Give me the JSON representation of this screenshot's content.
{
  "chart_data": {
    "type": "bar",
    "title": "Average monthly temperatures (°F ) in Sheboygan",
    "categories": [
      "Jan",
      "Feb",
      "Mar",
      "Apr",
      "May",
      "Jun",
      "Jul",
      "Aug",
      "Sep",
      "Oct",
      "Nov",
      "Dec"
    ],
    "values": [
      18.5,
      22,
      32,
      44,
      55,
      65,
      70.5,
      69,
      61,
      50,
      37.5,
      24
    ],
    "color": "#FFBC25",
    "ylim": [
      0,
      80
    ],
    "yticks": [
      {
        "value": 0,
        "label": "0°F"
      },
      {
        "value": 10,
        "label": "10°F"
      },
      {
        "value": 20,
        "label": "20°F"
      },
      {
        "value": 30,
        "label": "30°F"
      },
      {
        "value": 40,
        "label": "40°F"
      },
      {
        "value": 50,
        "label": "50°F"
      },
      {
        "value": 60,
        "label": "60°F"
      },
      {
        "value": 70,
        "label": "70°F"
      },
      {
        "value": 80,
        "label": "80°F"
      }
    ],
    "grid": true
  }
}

EXERCISE INSTRUCTIONS:
Only lines that contain the word "label" are wanted; copy each of them.

PROBLEM SOLUTION:
        "label": "0°F"
        "label": "10°F"
        "label": "20°F"
        "label": "30°F"
        "label": "40°F"
        "label": "50°F"
        "label": "60°F"
        "label": "70°F"
        "label": "80°F"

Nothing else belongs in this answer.